◆ QUESTIONS ON THE MATERIAL ◆
1. In the post about CBS Sunday Morning, how many stories does the writer say Roger Welsch did?
2. Drawing on the post about CBS Sunday Morning, explain why the writer says the program now offers celebrity interviews and editorials.
3. Quote the post about CBS Sunday Morning word for word from "No insult to" to "from Ben Stein.".

◆ PAGE TEXT ◆
= Beginning of Section =
No insult to Viacom, Sumner Redstone, Larry Tisch and Co. but in the time that all those different media interests were tied up, Sunday Morning has become hostage to the synergy everyone ‘thought’ might exist between CBS and Viacom. Meaning we get celebrity interviews with Serena Altshul or celebrity interviews with Martha Tieschner or celebrity interviews with Rita Braver. Or we get editorials from Ben Stein.
What you don’t get are those long ‘set’ pieces, slice of life as it were called Postcards from Nebraska and Postcards from Maine. Roger Welsch and Tim Sample were the epitome of the Charles Kuralt style “On the Road” story-tellers. You could fine out more about what the USA was like just by letting these guys pick a topic, script it up, shoot the stand-ups and atmosphere shots, then do the voice over narration. By what I read in Wikipedia just now Tim did 100 stories and Roger did 200 stories. I cannot tell you how much those little insights to a geographical local did for me. I felt like I knew the places they talked about, like I had actually been there.
= End of Section =
◆ EXERCISE DATA ◆
= Beginning of Section =
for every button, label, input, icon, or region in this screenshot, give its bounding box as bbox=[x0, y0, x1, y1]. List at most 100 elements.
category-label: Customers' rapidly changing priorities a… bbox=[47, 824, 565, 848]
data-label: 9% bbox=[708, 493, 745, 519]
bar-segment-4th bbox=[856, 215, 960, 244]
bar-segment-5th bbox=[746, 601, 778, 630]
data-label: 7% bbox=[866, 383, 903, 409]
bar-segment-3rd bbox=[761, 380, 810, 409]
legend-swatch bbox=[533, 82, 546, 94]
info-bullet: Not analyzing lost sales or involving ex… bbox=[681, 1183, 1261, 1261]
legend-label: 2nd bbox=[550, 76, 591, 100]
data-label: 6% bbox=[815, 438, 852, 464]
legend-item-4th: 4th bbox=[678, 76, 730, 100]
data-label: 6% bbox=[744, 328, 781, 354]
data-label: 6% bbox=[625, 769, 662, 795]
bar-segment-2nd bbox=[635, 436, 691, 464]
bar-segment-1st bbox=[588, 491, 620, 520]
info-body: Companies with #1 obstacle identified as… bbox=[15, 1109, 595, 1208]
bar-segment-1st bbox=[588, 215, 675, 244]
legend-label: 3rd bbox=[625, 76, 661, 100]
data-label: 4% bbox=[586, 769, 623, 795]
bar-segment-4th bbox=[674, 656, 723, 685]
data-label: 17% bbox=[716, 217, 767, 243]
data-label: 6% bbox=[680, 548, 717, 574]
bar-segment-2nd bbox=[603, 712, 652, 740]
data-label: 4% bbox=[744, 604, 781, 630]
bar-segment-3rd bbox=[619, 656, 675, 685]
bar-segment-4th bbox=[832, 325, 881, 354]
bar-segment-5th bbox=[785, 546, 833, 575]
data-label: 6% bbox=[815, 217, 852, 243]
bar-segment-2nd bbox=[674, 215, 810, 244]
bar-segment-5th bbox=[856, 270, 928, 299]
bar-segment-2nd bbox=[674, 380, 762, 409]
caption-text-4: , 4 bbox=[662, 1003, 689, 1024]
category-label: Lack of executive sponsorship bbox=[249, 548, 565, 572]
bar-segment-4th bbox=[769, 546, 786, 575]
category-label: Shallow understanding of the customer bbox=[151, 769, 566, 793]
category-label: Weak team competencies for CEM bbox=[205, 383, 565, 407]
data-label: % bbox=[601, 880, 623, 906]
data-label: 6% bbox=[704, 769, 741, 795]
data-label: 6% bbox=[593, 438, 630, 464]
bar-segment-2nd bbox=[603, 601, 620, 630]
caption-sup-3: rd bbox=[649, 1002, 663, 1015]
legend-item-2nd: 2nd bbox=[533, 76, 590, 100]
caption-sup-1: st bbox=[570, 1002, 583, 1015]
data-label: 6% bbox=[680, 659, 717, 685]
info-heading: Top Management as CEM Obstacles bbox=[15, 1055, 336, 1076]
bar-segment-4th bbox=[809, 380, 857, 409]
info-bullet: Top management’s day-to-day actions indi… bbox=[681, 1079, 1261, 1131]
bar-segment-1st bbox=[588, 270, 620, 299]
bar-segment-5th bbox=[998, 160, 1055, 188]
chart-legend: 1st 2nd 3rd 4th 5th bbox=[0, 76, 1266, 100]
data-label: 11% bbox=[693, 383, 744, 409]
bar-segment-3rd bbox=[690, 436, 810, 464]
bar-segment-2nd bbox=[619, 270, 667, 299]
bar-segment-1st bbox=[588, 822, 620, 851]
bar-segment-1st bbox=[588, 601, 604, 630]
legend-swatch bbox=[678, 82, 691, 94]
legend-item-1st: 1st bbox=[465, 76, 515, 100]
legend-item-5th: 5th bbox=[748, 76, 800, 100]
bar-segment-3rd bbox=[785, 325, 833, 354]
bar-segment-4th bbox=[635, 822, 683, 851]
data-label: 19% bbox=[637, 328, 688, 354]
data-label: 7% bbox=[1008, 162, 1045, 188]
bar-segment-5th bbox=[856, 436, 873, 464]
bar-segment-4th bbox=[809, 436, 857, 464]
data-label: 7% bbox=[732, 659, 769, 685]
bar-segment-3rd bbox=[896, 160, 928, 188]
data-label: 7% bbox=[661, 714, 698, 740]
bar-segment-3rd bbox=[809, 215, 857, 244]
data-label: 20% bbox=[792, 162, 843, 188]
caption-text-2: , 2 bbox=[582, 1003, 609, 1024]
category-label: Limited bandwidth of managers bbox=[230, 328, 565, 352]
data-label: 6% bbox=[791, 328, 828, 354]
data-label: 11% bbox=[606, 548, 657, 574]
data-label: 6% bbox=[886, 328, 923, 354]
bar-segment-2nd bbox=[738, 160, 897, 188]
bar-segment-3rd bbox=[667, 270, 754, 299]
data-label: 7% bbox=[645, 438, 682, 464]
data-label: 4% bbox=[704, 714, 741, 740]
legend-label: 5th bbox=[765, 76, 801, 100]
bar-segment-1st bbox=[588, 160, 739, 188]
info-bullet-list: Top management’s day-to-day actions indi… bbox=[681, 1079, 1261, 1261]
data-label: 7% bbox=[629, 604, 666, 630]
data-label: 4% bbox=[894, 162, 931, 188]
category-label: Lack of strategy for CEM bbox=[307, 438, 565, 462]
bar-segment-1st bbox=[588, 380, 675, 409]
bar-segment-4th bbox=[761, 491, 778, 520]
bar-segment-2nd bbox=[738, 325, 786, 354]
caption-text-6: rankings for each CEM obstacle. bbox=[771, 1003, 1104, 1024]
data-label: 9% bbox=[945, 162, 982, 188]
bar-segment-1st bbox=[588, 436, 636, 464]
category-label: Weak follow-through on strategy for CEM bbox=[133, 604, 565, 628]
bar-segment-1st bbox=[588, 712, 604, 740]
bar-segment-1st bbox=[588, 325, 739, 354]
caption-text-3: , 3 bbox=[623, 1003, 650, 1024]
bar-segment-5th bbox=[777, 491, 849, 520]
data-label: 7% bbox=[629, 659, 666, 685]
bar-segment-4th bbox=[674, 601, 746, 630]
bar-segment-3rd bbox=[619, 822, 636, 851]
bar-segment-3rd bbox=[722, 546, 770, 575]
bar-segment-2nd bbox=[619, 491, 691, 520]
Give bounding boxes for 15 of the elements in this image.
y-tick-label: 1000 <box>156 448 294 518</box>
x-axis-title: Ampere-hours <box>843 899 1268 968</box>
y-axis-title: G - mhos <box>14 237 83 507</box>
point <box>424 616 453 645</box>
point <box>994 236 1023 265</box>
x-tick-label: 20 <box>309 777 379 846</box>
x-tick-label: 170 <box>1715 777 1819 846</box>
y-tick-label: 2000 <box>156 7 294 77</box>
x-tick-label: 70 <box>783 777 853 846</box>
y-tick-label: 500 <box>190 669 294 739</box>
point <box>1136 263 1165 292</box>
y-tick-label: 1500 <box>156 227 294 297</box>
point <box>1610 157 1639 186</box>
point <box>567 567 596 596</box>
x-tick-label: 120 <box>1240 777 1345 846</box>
= End of Section =
◆ ANSWERS FOR EACH ITEM ◆
1. Roger Welsch did 200 stories.

2. The writer says that, while all those media interests were tied up, Sunday Morning became hostage to the synergy that everyone thought might exist between CBS and Viacom. In the writer's account, that is why viewers now get celebrity interviews with Serena Altshul, Martha Tieschner or Rita Braver, or editorials from Ben Stein.

3.
No insult to Viacom, Sumner Redstone, Larry Tisch and Co. but in the time that all those different media interests were tied up, Sunday Morning has become hostage to the synergy everyone ‘thought’ might exist between CBS and Viacom. Meaning we get celebrity interviews with Serena Altshul or celebrity interviews with Martha Tieschner or celebrity interviews with Rita Braver. Or we get editorials from Ben Stein.